• _EXERCISE DESCRIPTION_
Work out how many lines in the entries contain the string "this", and give nothing but that number.

____ ENTRIES PROVIDED

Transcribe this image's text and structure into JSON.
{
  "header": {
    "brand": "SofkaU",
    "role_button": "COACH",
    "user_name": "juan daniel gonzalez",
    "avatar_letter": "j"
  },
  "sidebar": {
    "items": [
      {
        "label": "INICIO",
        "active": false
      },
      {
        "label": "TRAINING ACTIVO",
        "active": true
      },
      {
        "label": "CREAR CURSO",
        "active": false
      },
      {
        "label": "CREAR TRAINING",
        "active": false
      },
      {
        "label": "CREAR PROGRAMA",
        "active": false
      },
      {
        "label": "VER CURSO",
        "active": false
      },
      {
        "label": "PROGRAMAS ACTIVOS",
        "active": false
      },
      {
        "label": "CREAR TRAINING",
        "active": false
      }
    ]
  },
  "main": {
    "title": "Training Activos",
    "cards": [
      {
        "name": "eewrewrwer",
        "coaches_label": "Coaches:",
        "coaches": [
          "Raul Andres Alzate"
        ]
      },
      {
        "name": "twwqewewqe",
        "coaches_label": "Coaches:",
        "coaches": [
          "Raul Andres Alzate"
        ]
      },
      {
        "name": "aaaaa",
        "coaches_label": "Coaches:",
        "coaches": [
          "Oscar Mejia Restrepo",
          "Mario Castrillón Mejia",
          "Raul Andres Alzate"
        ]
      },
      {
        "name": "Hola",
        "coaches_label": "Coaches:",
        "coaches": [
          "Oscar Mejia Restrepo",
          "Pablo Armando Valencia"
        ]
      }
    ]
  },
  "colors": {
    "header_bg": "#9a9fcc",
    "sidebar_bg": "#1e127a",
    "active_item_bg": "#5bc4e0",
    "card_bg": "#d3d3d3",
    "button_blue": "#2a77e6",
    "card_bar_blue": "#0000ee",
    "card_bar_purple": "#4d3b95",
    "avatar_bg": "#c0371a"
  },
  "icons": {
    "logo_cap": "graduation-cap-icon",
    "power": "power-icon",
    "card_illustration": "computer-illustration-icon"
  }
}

________
____ ENTRIES PROVIDED

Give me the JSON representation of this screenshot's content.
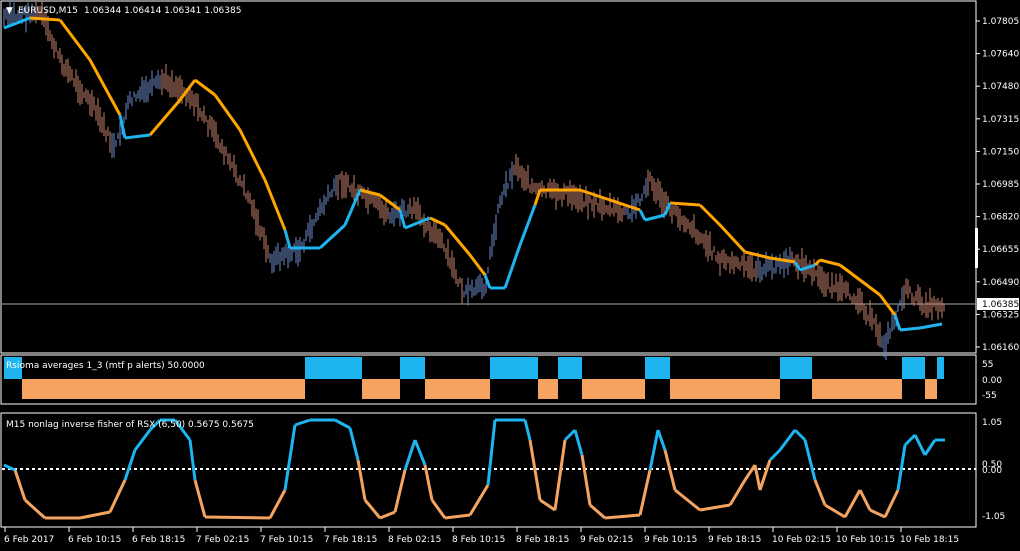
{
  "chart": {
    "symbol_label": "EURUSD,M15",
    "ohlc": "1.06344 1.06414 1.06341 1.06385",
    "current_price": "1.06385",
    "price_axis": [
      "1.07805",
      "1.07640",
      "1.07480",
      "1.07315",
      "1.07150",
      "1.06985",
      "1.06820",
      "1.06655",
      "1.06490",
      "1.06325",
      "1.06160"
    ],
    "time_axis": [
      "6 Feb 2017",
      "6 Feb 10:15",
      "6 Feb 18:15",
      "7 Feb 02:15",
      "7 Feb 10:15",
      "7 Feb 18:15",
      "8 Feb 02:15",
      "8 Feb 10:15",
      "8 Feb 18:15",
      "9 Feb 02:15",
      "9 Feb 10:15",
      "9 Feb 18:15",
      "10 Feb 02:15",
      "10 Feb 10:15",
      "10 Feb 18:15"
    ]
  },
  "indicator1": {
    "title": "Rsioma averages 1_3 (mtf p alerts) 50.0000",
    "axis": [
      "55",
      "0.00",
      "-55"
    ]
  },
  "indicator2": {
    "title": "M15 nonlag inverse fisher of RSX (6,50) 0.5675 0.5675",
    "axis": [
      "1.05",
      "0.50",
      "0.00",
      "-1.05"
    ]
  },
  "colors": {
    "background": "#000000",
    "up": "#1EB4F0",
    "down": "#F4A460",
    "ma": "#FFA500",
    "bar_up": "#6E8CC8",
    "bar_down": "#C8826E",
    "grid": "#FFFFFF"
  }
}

________

• _CORRECT ANSWER_
2